# GOAL OF THE EXERCISE
Please output the records below in full, exactly as given, but without the images.

########################################

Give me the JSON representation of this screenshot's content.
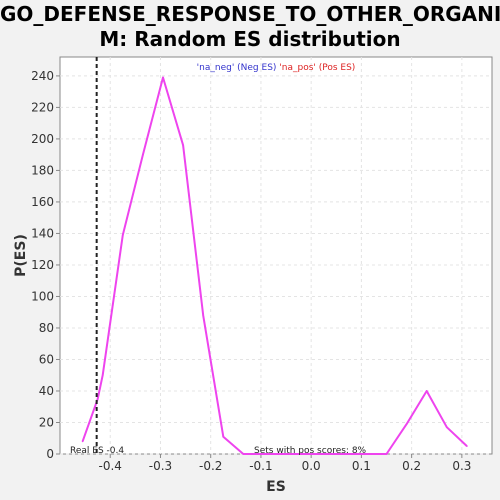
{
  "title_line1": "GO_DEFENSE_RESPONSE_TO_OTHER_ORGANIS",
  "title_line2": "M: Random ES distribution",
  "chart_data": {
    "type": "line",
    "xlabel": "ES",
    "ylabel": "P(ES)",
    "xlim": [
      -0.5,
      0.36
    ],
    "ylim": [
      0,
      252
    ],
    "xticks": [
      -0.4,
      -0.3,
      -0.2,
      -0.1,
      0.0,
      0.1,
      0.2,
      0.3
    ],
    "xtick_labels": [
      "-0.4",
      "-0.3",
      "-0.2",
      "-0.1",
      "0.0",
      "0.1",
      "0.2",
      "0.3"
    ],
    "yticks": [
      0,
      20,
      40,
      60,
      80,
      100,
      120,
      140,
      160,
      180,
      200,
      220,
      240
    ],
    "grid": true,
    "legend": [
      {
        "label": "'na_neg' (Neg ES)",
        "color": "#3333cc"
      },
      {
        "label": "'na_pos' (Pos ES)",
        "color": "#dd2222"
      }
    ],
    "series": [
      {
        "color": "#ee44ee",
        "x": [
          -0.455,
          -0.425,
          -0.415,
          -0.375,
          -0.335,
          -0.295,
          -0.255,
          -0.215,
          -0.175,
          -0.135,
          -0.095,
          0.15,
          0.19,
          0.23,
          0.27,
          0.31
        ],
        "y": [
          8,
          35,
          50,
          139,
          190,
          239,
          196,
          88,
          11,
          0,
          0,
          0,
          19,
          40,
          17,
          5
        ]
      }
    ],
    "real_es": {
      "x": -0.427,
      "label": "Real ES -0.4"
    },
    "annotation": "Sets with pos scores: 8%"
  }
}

########################################

# SOLUTION BELOW
Give me the JSON representation of this screenshot's content.
{
  "title_line1": "GO_DEFENSE_RESPONSE_TO_OTHER_ORGANIS",
  "title_line2": "M: Random ES distribution",
  "chart_data": {
    "type": "line",
    "xlabel": "ES",
    "ylabel": "P(ES)",
    "xlim": [
      -0.5,
      0.36
    ],
    "ylim": [
      0,
      252
    ],
    "xticks": [
      -0.4,
      -0.3,
      -0.2,
      -0.1,
      0.0,
      0.1,
      0.2,
      0.3
    ],
    "xtick_labels": [
      "-0.4",
      "-0.3",
      "-0.2",
      "-0.1",
      "0.0",
      "0.1",
      "0.2",
      "0.3"
    ],
    "yticks": [
      0,
      20,
      40,
      60,
      80,
      100,
      120,
      140,
      160,
      180,
      200,
      220,
      240
    ],
    "grid": true,
    "legend": [
      {
        "label": "'na_neg' (Neg ES)",
        "color": "#3333cc"
      },
      {
        "label": "'na_pos' (Pos ES)",
        "color": "#dd2222"
      }
    ],
    "series": [
      {
        "color": "#ee44ee",
        "x": [
          -0.455,
          -0.425,
          -0.415,
          -0.375,
          -0.335,
          -0.295,
          -0.255,
          -0.215,
          -0.175,
          -0.135,
          -0.095,
          0.15,
          0.19,
          0.23,
          0.27,
          0.31
        ],
        "y": [
          8,
          35,
          50,
          139,
          190,
          239,
          196,
          88,
          11,
          0,
          0,
          0,
          19,
          40,
          17,
          5
        ]
      }
    ],
    "real_es": {
      "x": -0.427,
      "label": "Real ES -0.4"
    },
    "annotation": "Sets with pos scores: 8%"
  }
}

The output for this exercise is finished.